REQUIREMENT
Exclude the pictures and retype the entries as written.
=== MATERIAL TO PROCESS ===
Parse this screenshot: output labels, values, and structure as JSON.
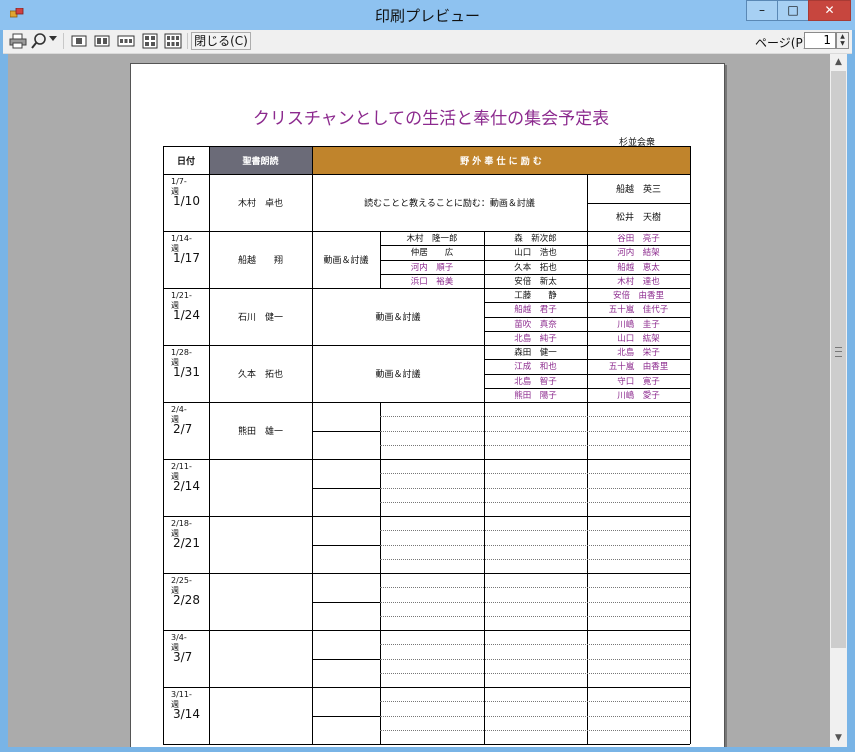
{
  "window": {
    "title": "印刷プレビュー",
    "min": "–",
    "max": "□",
    "close": "✕"
  },
  "toolbar": {
    "icons": [
      "print-icon",
      "zoom-icon",
      "dropdown-arrow-icon",
      "one-page-icon",
      "two-pages-icon",
      "three-pages-icon",
      "four-pages-icon",
      "six-pages-icon"
    ],
    "close_label": "閉じる(C)",
    "page_label": "ページ(P)",
    "page_value": "1"
  },
  "document": {
    "title": "クリスチャンとしての生活と奉仕の集会予定表",
    "subtitle": "杉並会衆",
    "headers": {
      "date": "日付",
      "reading": "聖書朗読",
      "ministry": "野 外 奉 仕 に 励 む"
    },
    "weeks": [
      {
        "week": "1/7-週",
        "date": "1/10",
        "reader": "木村　卓也",
        "program": "読むことと教えることに励む：動画＆討議",
        "right": [
          "船越　英三",
          "松井　天樹"
        ]
      },
      {
        "week": "1/14-週",
        "date": "1/17",
        "reader": "船越　　翔",
        "program": "動画＆討議",
        "pairs": [
          [
            "木村　隆一郎",
            "森　新次郎",
            "谷田　亮子"
          ],
          [
            "仲居　　広",
            "山口　浩也",
            "河内　結架"
          ],
          [
            "河内　順子",
            "久本　拓也",
            "船越　恵太"
          ],
          [
            "浜口　裕美",
            "安倍　新太",
            "木村　達也"
          ]
        ]
      },
      {
        "week": "1/21-週",
        "date": "1/24",
        "reader": "石川　健一",
        "program": "動画＆討議",
        "pairs": [
          [
            "工藤　　静",
            "安倍　由香里"
          ],
          [
            "船越　君子",
            "五十嵐　佳代子"
          ],
          [
            "苗吹　真奈",
            "川嶋　圭子"
          ],
          [
            "北島　純子",
            "山口　紘架"
          ]
        ]
      },
      {
        "week": "1/28-週",
        "date": "1/31",
        "reader": "久本　拓也",
        "program": "動画＆討議",
        "pairs": [
          [
            "森田　健一",
            "北島　栄子"
          ],
          [
            "江成　和也",
            "五十嵐　由香里"
          ],
          [
            "北島　智子",
            "守口　寛子"
          ],
          [
            "熊田　陽子",
            "川嶋　愛子"
          ]
        ]
      },
      {
        "week": "2/4-週",
        "date": "2/7",
        "reader": "熊田　雄一"
      },
      {
        "week": "2/11-週",
        "date": "2/14",
        "reader": ""
      },
      {
        "week": "2/18-週",
        "date": "2/21",
        "reader": ""
      },
      {
        "week": "2/25-週",
        "date": "2/28",
        "reader": ""
      },
      {
        "week": "3/4-週",
        "date": "3/7",
        "reader": ""
      },
      {
        "week": "3/11-週",
        "date": "3/14",
        "reader": ""
      }
    ]
  },
  "colors": {
    "header_gray": "#6b6b78",
    "header_gold": "#c0842c",
    "title_purple": "#8c2a8e",
    "names_purple": "#8c2a8e"
  }
}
===
RESPONSE TO THIS TASK
Parse this screenshot: output labels, values, and structure as JSON.
{
  "window": {
    "title": "印刷プレビュー",
    "min": "–",
    "max": "□",
    "close": "✕"
  },
  "toolbar": {
    "icons": [
      "print-icon",
      "zoom-icon",
      "dropdown-arrow-icon",
      "one-page-icon",
      "two-pages-icon",
      "three-pages-icon",
      "four-pages-icon",
      "six-pages-icon"
    ],
    "close_label": "閉じる(C)",
    "page_label": "ページ(P)",
    "page_value": "1"
  },
  "document": {
    "title": "クリスチャンとしての生活と奉仕の集会予定表",
    "subtitle": "杉並会衆",
    "headers": {
      "date": "日付",
      "reading": "聖書朗読",
      "ministry": "野 外 奉 仕 に 励 む"
    },
    "weeks": [
      {
        "week": "1/7-週",
        "date": "1/10",
        "reader": "木村　卓也",
        "program": "読むことと教えることに励む：動画＆討議",
        "right": [
          "船越　英三",
          "松井　天樹"
        ]
      },
      {
        "week": "1/14-週",
        "date": "1/17",
        "reader": "船越　　翔",
        "program": "動画＆討議",
        "pairs": [
          [
            "木村　隆一郎",
            "森　新次郎",
            "谷田　亮子"
          ],
          [
            "仲居　　広",
            "山口　浩也",
            "河内　結架"
          ],
          [
            "河内　順子",
            "久本　拓也",
            "船越　恵太"
          ],
          [
            "浜口　裕美",
            "安倍　新太",
            "木村　達也"
          ]
        ]
      },
      {
        "week": "1/21-週",
        "date": "1/24",
        "reader": "石川　健一",
        "program": "動画＆討議",
        "pairs": [
          [
            "工藤　　静",
            "安倍　由香里"
          ],
          [
            "船越　君子",
            "五十嵐　佳代子"
          ],
          [
            "苗吹　真奈",
            "川嶋　圭子"
          ],
          [
            "北島　純子",
            "山口　紘架"
          ]
        ]
      },
      {
        "week": "1/28-週",
        "date": "1/31",
        "reader": "久本　拓也",
        "program": "動画＆討議",
        "pairs": [
          [
            "森田　健一",
            "北島　栄子"
          ],
          [
            "江成　和也",
            "五十嵐　由香里"
          ],
          [
            "北島　智子",
            "守口　寛子"
          ],
          [
            "熊田　陽子",
            "川嶋　愛子"
          ]
        ]
      },
      {
        "week": "2/4-週",
        "date": "2/7",
        "reader": "熊田　雄一"
      },
      {
        "week": "2/11-週",
        "date": "2/14",
        "reader": ""
      },
      {
        "week": "2/18-週",
        "date": "2/21",
        "reader": ""
      },
      {
        "week": "2/25-週",
        "date": "2/28",
        "reader": ""
      },
      {
        "week": "3/4-週",
        "date": "3/7",
        "reader": ""
      },
      {
        "week": "3/11-週",
        "date": "3/14",
        "reader": ""
      }
    ]
  },
  "colors": {
    "header_gray": "#6b6b78",
    "header_gold": "#c0842c",
    "title_purple": "#8c2a8e",
    "names_purple": "#8c2a8e"
  }
}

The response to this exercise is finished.